#### Task to complete
Exclude images, then output the remaining data verbatim.

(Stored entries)
::::::

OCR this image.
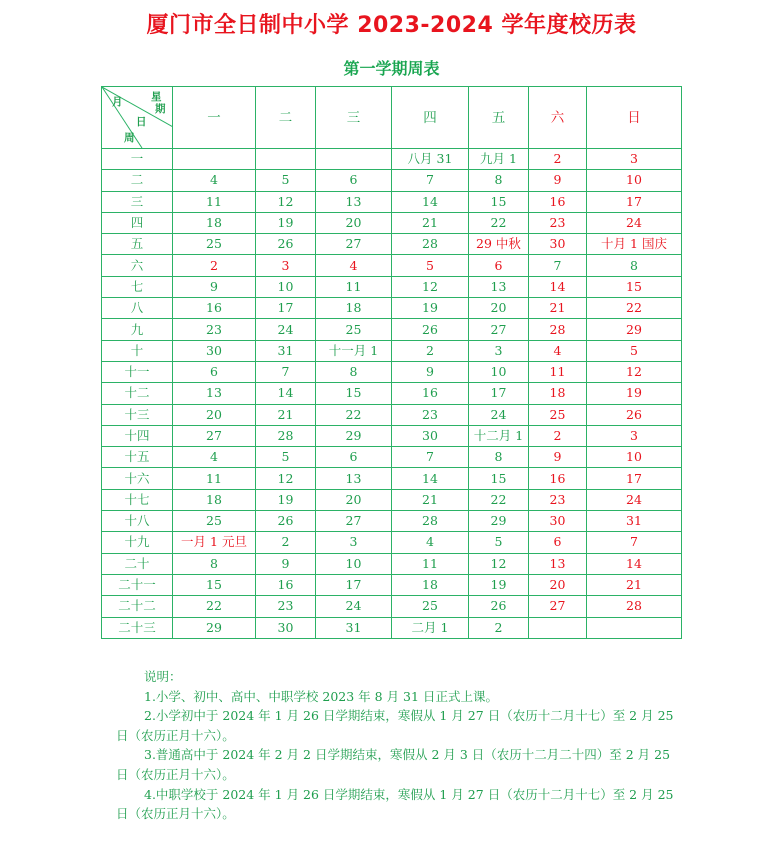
厦门市全日制中小学 2023-2024 学年度校历表
第一学期周表
月 星
期
日
周	一	二	三	四	五	六	日
一				八月 31	九月 1	2	3
二	4	5	6	7	8	9	10
三	11	12	13	14	15	16	17
四	18	19	20	21	22	23	24
五	25	26	27	28	29 中秋	30	十月 1 国庆
六	2	3	4	5	6	7	8
七	9	10	11	12	13	14	15
八	16	17	18	19	20	21	22
九	23	24	25	26	27	28	29
十	30	31	十一月 1	2	3	4	5
十一	6	7	8	9	10	11	12
十二	13	14	15	16	17	18	19
十三	20	21	22	23	24	25	26
十四	27	28	29	30	十二月 1	2	3
十五	4	5	6	7	8	9	10
十六	11	12	13	14	15	16	17
十七	18	19	20	21	22	23	24
十八	25	26	27	28	29	30	31
十九	一月 1 元旦	2	3	4	5	6	7
二十	8	9	10	11	12	13	14
二十一	15	16	17	18	19	20	21
二十二	22	23	24	25	26	27	28
二十三	29	30	31	二月 1	2		

说明：

1.小学、初中、高中、中职学校 2023 年 8 月 31 日正式上课。

2.小学初中于 2024 年 1 月 26 日学期结束，寒假从 1 月 27 日（农历十二月十七）至 2 月 25 日（农历正月十六）。

3.普通高中于 2024 年 2 月 2 日学期结束，寒假从 2 月 3 日（农历十二月二十四）至 2 月 25 日（农历正月十六）。

4.中职学校于 2024 年 1 月 26 日学期结束，寒假从 1 月 27 日（农历十二月十七）至 2 月 25 日（农历正月十六）。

::::::

#### Correct response
OCR this image.
厦门市全日制中小学 2023-2024 学年度校历表
第一学期周表
月 星
期
日
周	一	二	三	四	五	六	日
一				八月 31	九月 1	2	3
二	4	5	6	7	8	9	10
三	11	12	13	14	15	16	17
四	18	19	20	21	22	23	24
五	25	26	27	28	29 中秋	30	十月 1 国庆
六	2	3	4	5	6	7	8
七	9	10	11	12	13	14	15
八	16	17	18	19	20	21	22
九	23	24	25	26	27	28	29
十	30	31	十一月 1	2	3	4	5
十一	6	7	8	9	10	11	12
十二	13	14	15	16	17	18	19
十三	20	21	22	23	24	25	26
十四	27	28	29	30	十二月 1	2	3
十五	4	5	6	7	8	9	10
十六	11	12	13	14	15	16	17
十七	18	19	20	21	22	23	24
十八	25	26	27	28	29	30	31
十九	一月 1 元旦	2	3	4	5	6	7
二十	8	9	10	11	12	13	14
二十一	15	16	17	18	19	20	21
二十二	22	23	24	25	26	27	28
二十三	29	30	31	二月 1	2		

说明：

1.小学、初中、高中、中职学校 2023 年 8 月 31 日正式上课。

2.小学初中于 2024 年 1 月 26 日学期结束，寒假从 1 月 27 日（农历十二月十七）至 2 月 25 日（农历正月十六）。

3.普通高中于 2024 年 2 月 2 日学期结束，寒假从 2 月 3 日（农历十二月二十四）至 2 月 25 日（农历正月十六）。

4.中职学校于 2024 年 1 月 26 日学期结束，寒假从 1 月 27 日（农历十二月十七）至 2 月 25 日（农历正月十六）。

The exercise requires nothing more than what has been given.